### Source extract
You're trying on a new top of the line VR headset and saying "Wow, this is incredible, how can anyone say this is a bubble?" Its not about how cool the tech is in isolation, it's about its potential to effect widespread change. Facebook went in hard on VR, imagining a future where everyone worked from home while wearing VR headsets. But what they got was an expensive toy that only had niche uses.
AI performs do well on certain coding tasks because a lot of the individual problems that make up a particular piece of software have already been solved. It's standard practice to design programs as individual units, each of which performs the smallest task possible, and which can then be assembled to complete more complex tasks. This fits very well into the LLM model of assembling pieces into their most likely expected configurations. But it cannot create truly novel code, except by a kind of trial and error mutation process. It cannot problem solve. It cannot identify a users needs and come up with ideal solutions to them. It cannot innovate.
This means that, at best, genAI in the software world becomes a tool for producing individual code elements, guided and shepherded by experienced programmers. It does not replace the software industry, merely augments it, and it does so at a cost that many companies simply may not feel is worth paying.
And that's its best case scenario. In every other industry AI has been a spectacular failure. But it's being invested in as if it will be a technological reckoning for every form of intellectual labour on earth. That is the absolute definition of a bubble.
o3 made the high score on ARC through brute force, not by being good. To raise the score from 75% to 87% required 175 times more computing power, but exactly stunning returns.
If it can through brute force, it can do it. That's the first step towards true agi, nobody said the first AGI would be economical, this feels like a major goalpost shift if you're acknowledging it can do it at all, isn't that insane?
A little bit ago, everyone would've been saying this will never happen, that there was a natural wall simply because all it does is predict the next token, it's been like, a few years of llm's and they're already getting this insane. We're going to have AGI soon, it might not be a transformer, but billions upon billions of dollars are being thrown at this problem, there are people smart enough in the world to make this work, and this is the earliest sign that it's coming.
Where, in that position piece, do they mention o3? Who "proved" this?
Additionally, I'm pretty sure that this "ARC AGI" benchmark is not using the same definition of AGI that you linked to by DeepMind. Conflating them is misleading. There is already so much misinformation out there about "AI", don't add to it.
Lastly, I struggle to take at face value essays written by for-profit companies claiming they have AGI (that DeepMind paper links to OpenAI essays). They only stand to gain monetarily by claiming that their AI is an AGI (to be clear, this is an opinion; I do not have evidence to suggest that OpenAI is being disingenuous).
Unless we invent cold fusion between the next 5 years, they will never be economical. They are the most energy inefficient thing ever invented by humanity and all prediction models state that it will cost more energy, not less, to keep making them better. They will never be energy efficient nor economical in their current state, and most companies are out of ideas on how to shake it up. Even the people who created generative models agree that they have just been brute forcing by making the models larger with more energy consumption. When you try to make them smaller or more energy efficient, they fall off the performance cliff and only produce garbage. I'm sure there are researchers doing cool stuff, but it is neither economical nor efficient.
Untrue. There are small models that produce better output than the previous "flagships" like GPT-2. Also, you can achieve much more than we currently do with far less energy by working on novel, specialised hardware (neuromorphic computing).
Why is it getting an AGI stamp now? I was under the impression humanity has not delivered a sentient AI? Which is what the AGI title was supposed to be used for...has that been pulled back again?

### Listed entries
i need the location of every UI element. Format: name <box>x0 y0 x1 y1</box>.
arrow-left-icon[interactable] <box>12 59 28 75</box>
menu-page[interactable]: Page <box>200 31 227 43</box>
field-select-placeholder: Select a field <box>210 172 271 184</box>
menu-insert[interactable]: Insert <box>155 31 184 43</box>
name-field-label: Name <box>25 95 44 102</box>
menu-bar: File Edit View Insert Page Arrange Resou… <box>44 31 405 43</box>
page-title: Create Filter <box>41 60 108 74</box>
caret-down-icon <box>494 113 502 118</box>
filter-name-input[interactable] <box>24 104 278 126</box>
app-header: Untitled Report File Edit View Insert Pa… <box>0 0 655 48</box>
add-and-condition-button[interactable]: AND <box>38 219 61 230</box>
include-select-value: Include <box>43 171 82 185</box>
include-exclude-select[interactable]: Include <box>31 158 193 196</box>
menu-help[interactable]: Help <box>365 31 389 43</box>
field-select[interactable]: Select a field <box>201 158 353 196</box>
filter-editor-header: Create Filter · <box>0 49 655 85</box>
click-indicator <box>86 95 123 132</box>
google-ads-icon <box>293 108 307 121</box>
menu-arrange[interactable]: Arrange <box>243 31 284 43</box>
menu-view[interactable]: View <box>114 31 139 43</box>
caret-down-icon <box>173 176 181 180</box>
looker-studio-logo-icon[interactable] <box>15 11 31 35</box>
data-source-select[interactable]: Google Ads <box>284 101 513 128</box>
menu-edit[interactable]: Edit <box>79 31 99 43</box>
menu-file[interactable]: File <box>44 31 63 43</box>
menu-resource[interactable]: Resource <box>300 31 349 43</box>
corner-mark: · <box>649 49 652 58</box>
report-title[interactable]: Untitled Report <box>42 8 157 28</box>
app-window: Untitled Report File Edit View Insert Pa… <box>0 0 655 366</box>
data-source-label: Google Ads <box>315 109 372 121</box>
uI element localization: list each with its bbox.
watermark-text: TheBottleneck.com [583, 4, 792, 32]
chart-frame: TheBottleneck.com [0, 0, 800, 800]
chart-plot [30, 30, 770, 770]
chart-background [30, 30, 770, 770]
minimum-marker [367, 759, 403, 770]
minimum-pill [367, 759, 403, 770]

### What you are asked to do
Condense the paragraph of the AI discussion that opens with "This means that, at best" into a short bulleted list that keeps its main points. The lines have no connection to the AI discussion.

### Response for this exercise
- At best, genAI becomes a software tool for producing individual code elements.
- Experienced programmers guide and shepherd it.
- It augments the software industry rather than replacing it.
- Many companies may not consider its cost worth paying.